[Layout element data]
** Begin **

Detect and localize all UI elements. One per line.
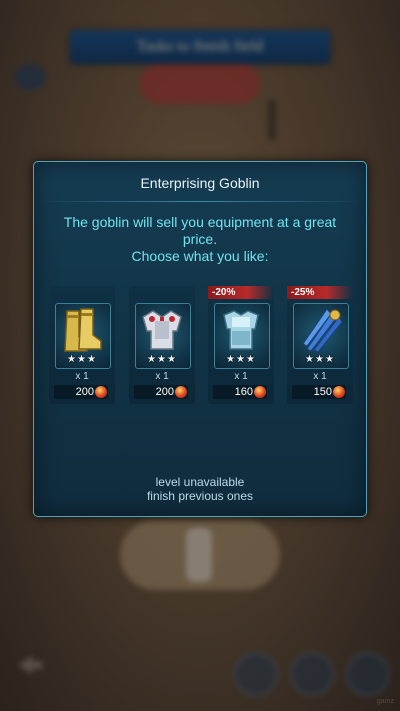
item-price: 200 xyxy=(134,385,188,399)
item-price-value: 160 xyxy=(234,386,253,398)
chest-armor-icon xyxy=(142,310,182,350)
boots-icon xyxy=(64,308,102,352)
ruby-icon xyxy=(175,386,187,398)
status-line: finish previous ones xyxy=(146,489,254,503)
ruby-icon xyxy=(95,386,107,398)
item-price-value: 200 xyxy=(155,386,174,398)
description-line: price. xyxy=(182,231,218,247)
shop-items: ★★★ x 1 200 ★★★ x 1 200 -20% ★★★ x 1 160… xyxy=(49,286,353,404)
description-line: Choose what you like: xyxy=(131,248,269,264)
ruby-icon xyxy=(254,386,266,398)
watermark: gamz xyxy=(376,698,394,705)
claws-icon xyxy=(302,308,343,353)
item-stars: ★★★ xyxy=(147,354,177,365)
item-price: 150 xyxy=(292,385,346,399)
discount-badge: -25% xyxy=(287,286,353,299)
popup-title: Enterprising Goblin xyxy=(140,175,260,191)
shop-item-golden-boots[interactable]: ★★★ x 1 200 xyxy=(49,286,115,404)
item-price: 160 xyxy=(213,385,267,399)
item-stars: ★★★ xyxy=(305,354,335,365)
level-status: level unavailable finish previous ones xyxy=(34,475,366,503)
goblin-shop-popup: Enterprising Goblin The goblin will sell… xyxy=(33,161,367,517)
shop-item-blue-claws[interactable]: -25% ★★★ x 1 150 xyxy=(287,286,353,404)
status-line: level unavailable xyxy=(155,475,245,489)
item-price-value: 200 xyxy=(75,386,94,398)
description-line: The goblin will sell you equipment at a … xyxy=(63,214,337,230)
item-stars: ★★★ xyxy=(67,354,97,365)
item-price: 200 xyxy=(54,385,108,399)
shop-item-silver-armor[interactable]: ★★★ x 1 200 xyxy=(129,286,195,404)
item-quantity: x 1 xyxy=(75,371,89,382)
item-quantity: x 1 xyxy=(313,371,327,382)
item-stars: ★★★ xyxy=(226,354,256,365)
popup-description: The goblin will sell you equipment at a … xyxy=(44,214,356,265)
item-quantity: x 1 xyxy=(234,371,248,382)
item-price-value: 150 xyxy=(313,386,332,398)
title-divider xyxy=(40,201,360,202)
discount-badge: -20% xyxy=(208,286,274,299)
plate-armor-icon xyxy=(223,310,259,350)
item-quantity: x 1 xyxy=(155,371,169,382)
ruby-icon xyxy=(333,386,345,398)
shop-item-ice-armor[interactable]: -20% ★★★ x 1 160 xyxy=(208,286,274,404)
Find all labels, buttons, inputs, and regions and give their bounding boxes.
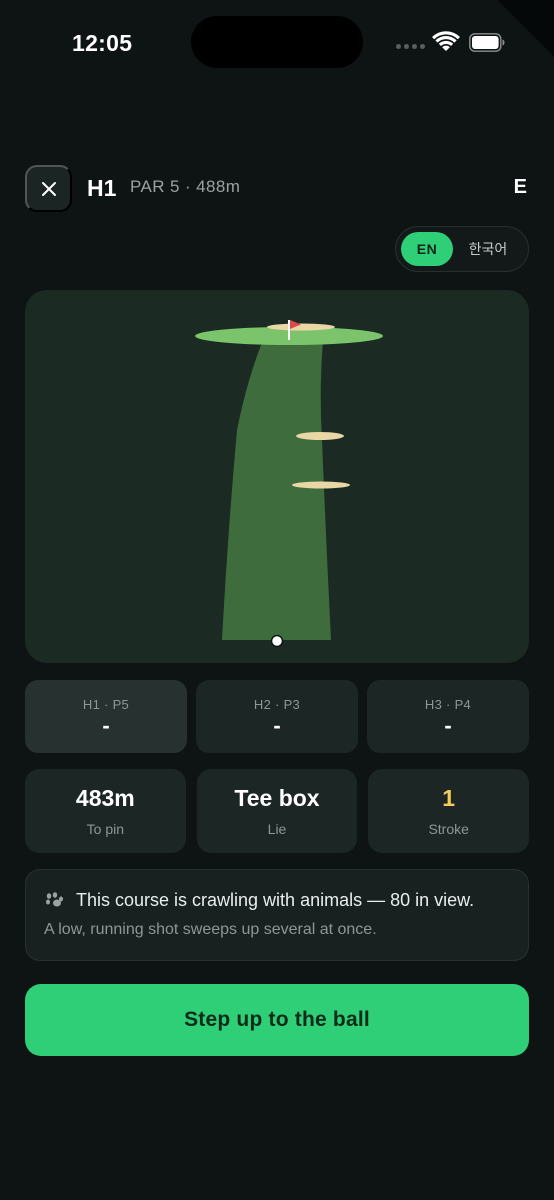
stat-label: To pin [86, 821, 125, 837]
hole-card-score: - [444, 713, 452, 738]
info-tip: A low, running shot sweeps up several at… [44, 921, 377, 938]
hole-header: H1 PAR 5 · 488m E [25, 165, 529, 213]
hole-card-score: - [102, 713, 110, 738]
hole-par-distance: PAR 5 · 488m [130, 177, 241, 196]
ball-marker[interactable] [270, 634, 284, 648]
hole-card-h2[interactable]: H2 · P3 - [196, 680, 358, 753]
stat-value: 1 [442, 785, 456, 811]
dynamic-island [191, 16, 363, 68]
status-time: 12:05 [72, 30, 133, 56]
hole-card-score: - [273, 713, 281, 738]
stat-lie: Tee box Lie [196, 769, 358, 853]
hole-card-label: H2 · P3 [253, 697, 301, 712]
shot-stats: 483m To pin Tee box Lie 1 Stroke [25, 769, 530, 853]
close-icon [41, 181, 56, 196]
fairway [222, 340, 331, 640]
language-option-ko[interactable]: 한국어 [453, 239, 523, 259]
paw-icon [46, 891, 63, 906]
hole-scorecard: H1 · P5 - H2 · P3 - H3 · P4 - [25, 680, 529, 753]
hole-id: H1 [87, 175, 117, 201]
info-headline: This course is crawling with animals — 8… [76, 890, 475, 910]
language-option-en[interactable]: EN [401, 232, 453, 266]
wifi-icon [432, 31, 460, 51]
stat-distance-to-pin: 483m To pin [25, 769, 186, 853]
language-toggle: EN 한국어 [395, 226, 529, 272]
fairway-bunker-upper [296, 432, 344, 440]
signal-icon [396, 44, 425, 49]
screen: 12:05 H1 PAR 5 · 488m E EN 한국어 H1 · P5 -… [0, 0, 554, 1200]
course-info-card: This course is crawling with animals — 8… [25, 869, 529, 961]
hole-card-label: H3 · P4 [424, 697, 472, 712]
hole-card-h1[interactable]: H1 · P5 - [25, 680, 187, 753]
fairway-bunker-lower [292, 481, 350, 489]
stat-value: Tee box [234, 785, 320, 811]
step-up-button[interactable]: Step up to the ball [25, 984, 529, 1056]
hole-map[interactable] [25, 290, 529, 663]
status-bar: 12:05 [0, 0, 554, 90]
stat-value: 483m [75, 785, 135, 811]
close-button[interactable] [25, 165, 72, 212]
stat-label: Stroke [428, 821, 469, 837]
info-headline-row: This course is crawling with animals — 8… [44, 890, 510, 911]
hole-map-svg [195, 320, 383, 648]
green-bunker [267, 323, 335, 331]
hole-card-h3[interactable]: H3 · P4 - [367, 680, 529, 753]
stat-label: Lie [267, 821, 287, 837]
stat-stroke: 1 Stroke [368, 769, 530, 853]
battery-icon [469, 33, 505, 52]
score-to-par: E [513, 176, 527, 198]
hole-card-label: H1 · P5 [82, 697, 130, 712]
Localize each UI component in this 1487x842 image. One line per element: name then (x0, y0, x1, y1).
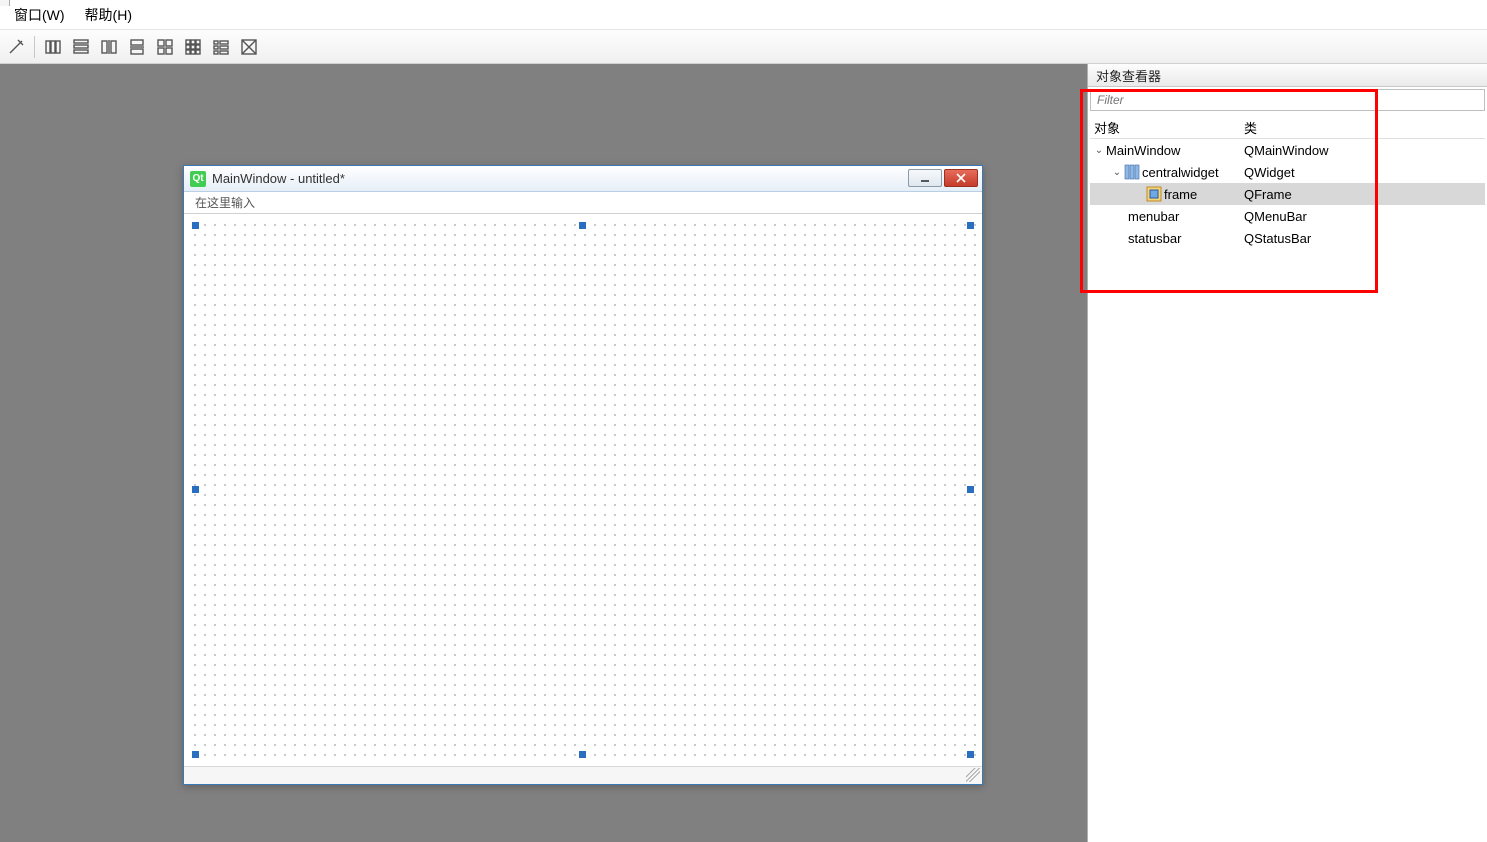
designer-statusbar (184, 766, 982, 784)
edit-widgets-button[interactable] (4, 35, 28, 59)
tree-row-mainwindow[interactable]: ⌄ MainWindow QMainWindow (1090, 139, 1485, 161)
tree-node-name: frame (1164, 187, 1197, 202)
workarea: Qt MainWindow - untitled* 在这里输入 (0, 64, 1487, 842)
layout-icon (1124, 164, 1140, 180)
object-tree[interactable]: ⌄ MainWindow QMainWindow ⌄ centralwidget… (1090, 139, 1485, 249)
tree-row-frame[interactable]: frame QFrame (1090, 183, 1485, 205)
designer-window[interactable]: Qt MainWindow - untitled* 在这里输入 (183, 165, 983, 785)
selection-handle-bc[interactable] (579, 751, 586, 758)
size-grip-icon[interactable] (966, 768, 980, 782)
selection-handle-br[interactable] (967, 751, 974, 758)
minimize-button[interactable] (908, 169, 942, 187)
form-dotgrid (190, 220, 976, 760)
selection-handle-mr[interactable] (967, 486, 974, 493)
designer-body[interactable] (184, 214, 982, 766)
tree-row-statusbar[interactable]: statusbar QStatusBar (1090, 227, 1485, 249)
expand-arrow-icon[interactable]: ⌄ (1110, 165, 1124, 179)
object-inspector-panel: 对象查看器 对象 类 ⌄ MainWindow QMainWindow (1087, 64, 1487, 842)
menu-help[interactable]: 帮助(H) (75, 1, 142, 29)
tree-node-class: QFrame (1244, 187, 1292, 202)
window-buttons (908, 169, 978, 187)
tree-header-class[interactable]: 类 (1240, 117, 1485, 138)
designer-menubar-placeholder[interactable]: 在这里输入 (190, 192, 260, 213)
tree-node-name: menubar (1128, 209, 1179, 224)
selection-handle-tr[interactable] (967, 222, 974, 229)
tree-node-class: QMenuBar (1244, 209, 1307, 224)
designer-menubar[interactable]: 在这里输入 (184, 192, 982, 214)
frame-icon (1146, 186, 1162, 202)
tree-node-name: statusbar (1128, 231, 1181, 246)
expand-arrow-icon[interactable]: ⌄ (1092, 143, 1106, 157)
close-button[interactable] (944, 169, 978, 187)
canvas-panel[interactable]: Qt MainWindow - untitled* 在这里输入 (0, 64, 1087, 842)
layout-grid-small-button[interactable] (181, 35, 205, 59)
tree-row-menubar[interactable]: menubar QMenuBar (1090, 205, 1485, 227)
selection-handle-bl[interactable] (192, 751, 199, 758)
layout-grid-button[interactable] (153, 35, 177, 59)
layout-hsplitter-button[interactable] (97, 35, 121, 59)
object-filter-input[interactable] (1090, 89, 1485, 111)
toolbar-divider (34, 36, 35, 58)
tree-header: 对象 类 (1090, 117, 1485, 139)
tree-node-class: QStatusBar (1244, 231, 1311, 246)
tree-row-centralwidget[interactable]: ⌄ centralwidget QWidget (1090, 161, 1485, 183)
toolbar-grip (0, 0, 10, 6)
designer-titlebar[interactable]: Qt MainWindow - untitled* (184, 166, 982, 192)
menu-window[interactable]: 窗口(W) (4, 1, 75, 29)
layout-vertical-button[interactable] (69, 35, 93, 59)
tree-node-class: QMainWindow (1244, 143, 1329, 158)
layout-form-button[interactable] (209, 35, 233, 59)
qt-logo-icon: Qt (190, 171, 206, 187)
selection-handle-tc[interactable] (579, 222, 586, 229)
app-menubar: 窗口(W) 帮助(H) (0, 0, 1487, 30)
selection-handle-tl[interactable] (192, 222, 199, 229)
app-toolbar (0, 30, 1487, 64)
tree-node-class: QWidget (1244, 165, 1295, 180)
designer-title: MainWindow - untitled* (212, 171, 345, 186)
tree-header-object[interactable]: 对象 (1090, 117, 1240, 138)
selection-handle-ml[interactable] (192, 486, 199, 493)
layout-vsplitter-button[interactable] (125, 35, 149, 59)
object-inspector-body: 对象 类 ⌄ MainWindow QMainWindow ⌄ (1088, 87, 1487, 842)
layout-horizontal-button[interactable] (41, 35, 65, 59)
tree-node-name: centralwidget (1142, 165, 1219, 180)
tree-node-name: MainWindow (1106, 143, 1180, 158)
object-inspector-title: 对象查看器 (1088, 64, 1487, 87)
break-layout-button[interactable] (237, 35, 261, 59)
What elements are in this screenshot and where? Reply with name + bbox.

** End **

Instructions for the task: Rewrite the data starting at the line containing "designer-statusbar (184, 766, 982, 784)" and ending at the line containing "form-dotgrid (190, 220, 976, 760)", changing every "selection-handle" to "resize-handle" and leaving everything else unchanged.

Exercise result:
designer-statusbar (184, 766, 982, 784)
edit-widgets-button[interactable] (4, 35, 28, 59)
tree-row-mainwindow[interactable]: ⌄ MainWindow QMainWindow (1090, 139, 1485, 161)
tree-node-name: frame (1164, 187, 1197, 202)
workarea: Qt MainWindow - untitled* 在这里输入 (0, 64, 1487, 842)
layout-icon (1124, 164, 1140, 180)
object-tree[interactable]: ⌄ MainWindow QMainWindow ⌄ centralwidget… (1090, 139, 1485, 249)
tree-row-frame[interactable]: frame QFrame (1090, 183, 1485, 205)
designer-window[interactable]: Qt MainWindow - untitled* 在这里输入 (183, 165, 983, 785)
resize-handle-bc[interactable] (579, 751, 586, 758)
size-grip-icon[interactable] (966, 768, 980, 782)
resize-handle-br[interactable] (967, 751, 974, 758)
minimize-button[interactable] (908, 169, 942, 187)
form-dotgrid (190, 220, 976, 760)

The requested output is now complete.